[Stored records]
— Start —

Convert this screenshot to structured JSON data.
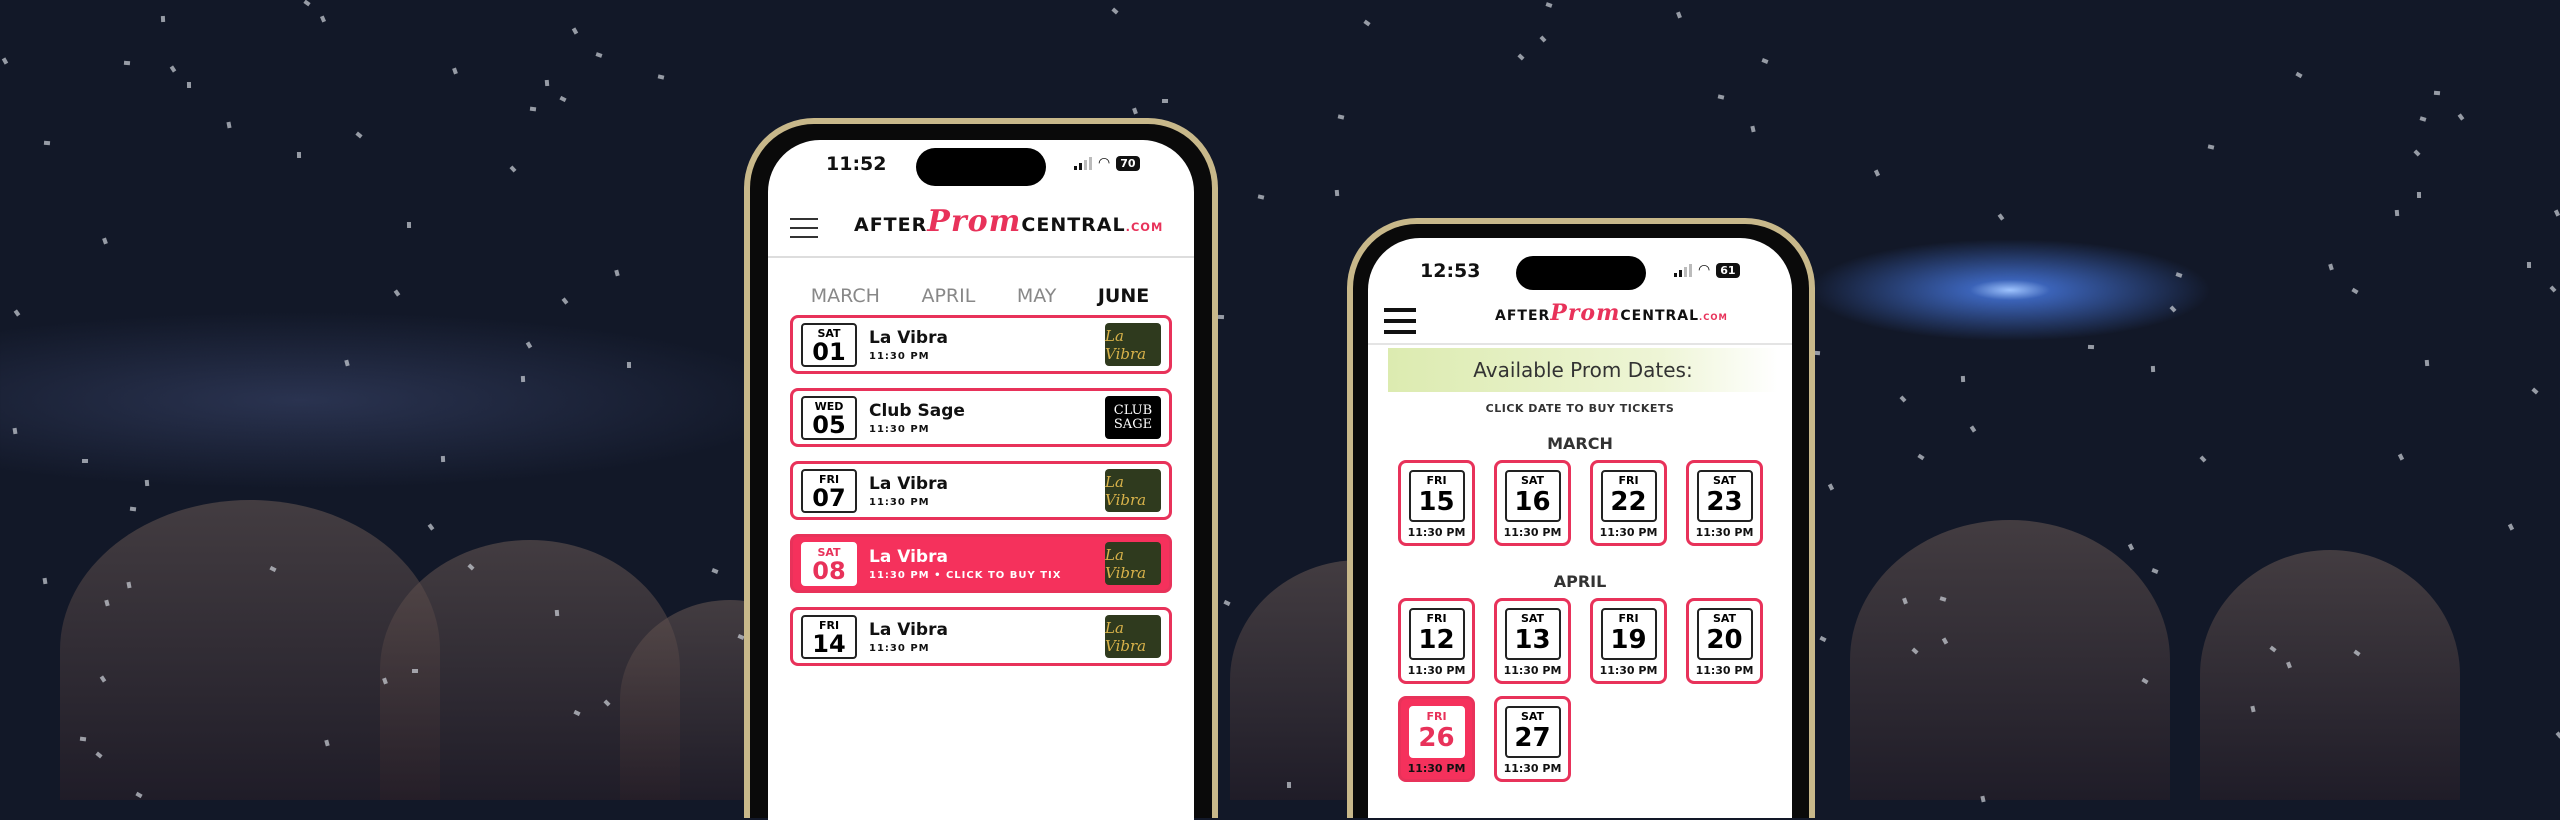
{
  "phone1": {
    "status": {
      "time": "11:52",
      "battery": "70"
    },
    "logo": {
      "after": "AFTER",
      "prom": "Prom",
      "central": "CENTRAL",
      "com": ".COM"
    },
    "tabs": [
      {
        "label": "MARCH"
      },
      {
        "label": "APRIL"
      },
      {
        "label": "MAY"
      },
      {
        "label": "JUNE",
        "active": true
      }
    ],
    "events": [
      {
        "day": "SAT",
        "date": "01",
        "venue": "La Vibra",
        "time": "11:30 PM",
        "thumb": "La Vibra",
        "highlight": false
      },
      {
        "day": "WED",
        "date": "05",
        "venue": "Club Sage",
        "time": "11:30 PM",
        "thumb": "CLUB SAGE",
        "highlight": false
      },
      {
        "day": "FRI",
        "date": "07",
        "venue": "La Vibra",
        "time": "11:30 PM",
        "thumb": "La Vibra",
        "highlight": false
      },
      {
        "day": "SAT",
        "date": "08",
        "venue": "La Vibra",
        "time": "11:30 PM • CLICK TO BUY TIX",
        "thumb": "La Vibra",
        "highlight": true
      },
      {
        "day": "FRI",
        "date": "14",
        "venue": "La Vibra",
        "time": "11:30 PM",
        "thumb": "La Vibra",
        "highlight": false
      }
    ]
  },
  "phone2": {
    "status": {
      "time": "12:53",
      "battery": "61"
    },
    "logo": {
      "after": "AFTER",
      "prom": "Prom",
      "central": "CENTRAL",
      "com": ".COM"
    },
    "banner": "Available Prom Dates:",
    "subtitle": "CLICK DATE TO BUY TICKETS",
    "months": [
      {
        "name": "MARCH",
        "dates": [
          {
            "day": "FRI",
            "date": "15",
            "time": "11:30 PM"
          },
          {
            "day": "SAT",
            "date": "16",
            "time": "11:30 PM"
          },
          {
            "day": "FRI",
            "date": "22",
            "time": "11:30 PM"
          },
          {
            "day": "SAT",
            "date": "23",
            "time": "11:30 PM"
          }
        ]
      },
      {
        "name": "APRIL",
        "dates": [
          {
            "day": "FRI",
            "date": "12",
            "time": "11:30 PM"
          },
          {
            "day": "SAT",
            "date": "13",
            "time": "11:30 PM"
          },
          {
            "day": "FRI",
            "date": "19",
            "time": "11:30 PM"
          },
          {
            "day": "SAT",
            "date": "20",
            "time": "11:30 PM"
          },
          {
            "day": "FRI",
            "date": "26",
            "time": "11:30 PM",
            "highlight": true
          },
          {
            "day": "SAT",
            "date": "27",
            "time": "11:30 PM"
          }
        ]
      }
    ]
  },
  "colors": {
    "accent": "#e8325a",
    "frame": "#c8b88a"
  }
}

— End —

Reproduce the full listing above verbatim, with no pictures included.

> [OUTPUT OF THE TASK]
Convert this screenshot to structured JSON data.
{
  "phone1": {
    "status": {
      "time": "11:52",
      "battery": "70"
    },
    "logo": {
      "after": "AFTER",
      "prom": "Prom",
      "central": "CENTRAL",
      "com": ".COM"
    },
    "tabs": [
      {
        "label": "MARCH"
      },
      {
        "label": "APRIL"
      },
      {
        "label": "MAY"
      },
      {
        "label": "JUNE",
        "active": true
      }
    ],
    "events": [
      {
        "day": "SAT",
        "date": "01",
        "venue": "La Vibra",
        "time": "11:30 PM",
        "thumb": "La Vibra",
        "highlight": false
      },
      {
        "day": "WED",
        "date": "05",
        "venue": "Club Sage",
        "time": "11:30 PM",
        "thumb": "CLUB SAGE",
        "highlight": false
      },
      {
        "day": "FRI",
        "date": "07",
        "venue": "La Vibra",
        "time": "11:30 PM",
        "thumb": "La Vibra",
        "highlight": false
      },
      {
        "day": "SAT",
        "date": "08",
        "venue": "La Vibra",
        "time": "11:30 PM • CLICK TO BUY TIX",
        "thumb": "La Vibra",
        "highlight": true
      },
      {
        "day": "FRI",
        "date": "14",
        "venue": "La Vibra",
        "time": "11:30 PM",
        "thumb": "La Vibra",
        "highlight": false
      }
    ]
  },
  "phone2": {
    "status": {
      "time": "12:53",
      "battery": "61"
    },
    "logo": {
      "after": "AFTER",
      "prom": "Prom",
      "central": "CENTRAL",
      "com": ".COM"
    },
    "banner": "Available Prom Dates:",
    "subtitle": "CLICK DATE TO BUY TICKETS",
    "months": [
      {
        "name": "MARCH",
        "dates": [
          {
            "day": "FRI",
            "date": "15",
            "time": "11:30 PM"
          },
          {
            "day": "SAT",
            "date": "16",
            "time": "11:30 PM"
          },
          {
            "day": "FRI",
            "date": "22",
            "time": "11:30 PM"
          },
          {
            "day": "SAT",
            "date": "23",
            "time": "11:30 PM"
          }
        ]
      },
      {
        "name": "APRIL",
        "dates": [
          {
            "day": "FRI",
            "date": "12",
            "time": "11:30 PM"
          },
          {
            "day": "SAT",
            "date": "13",
            "time": "11:30 PM"
          },
          {
            "day": "FRI",
            "date": "19",
            "time": "11:30 PM"
          },
          {
            "day": "SAT",
            "date": "20",
            "time": "11:30 PM"
          },
          {
            "day": "FRI",
            "date": "26",
            "time": "11:30 PM",
            "highlight": true
          },
          {
            "day": "SAT",
            "date": "27",
            "time": "11:30 PM"
          }
        ]
      }
    ]
  },
  "colors": {
    "accent": "#e8325a",
    "frame": "#c8b88a"
  }
}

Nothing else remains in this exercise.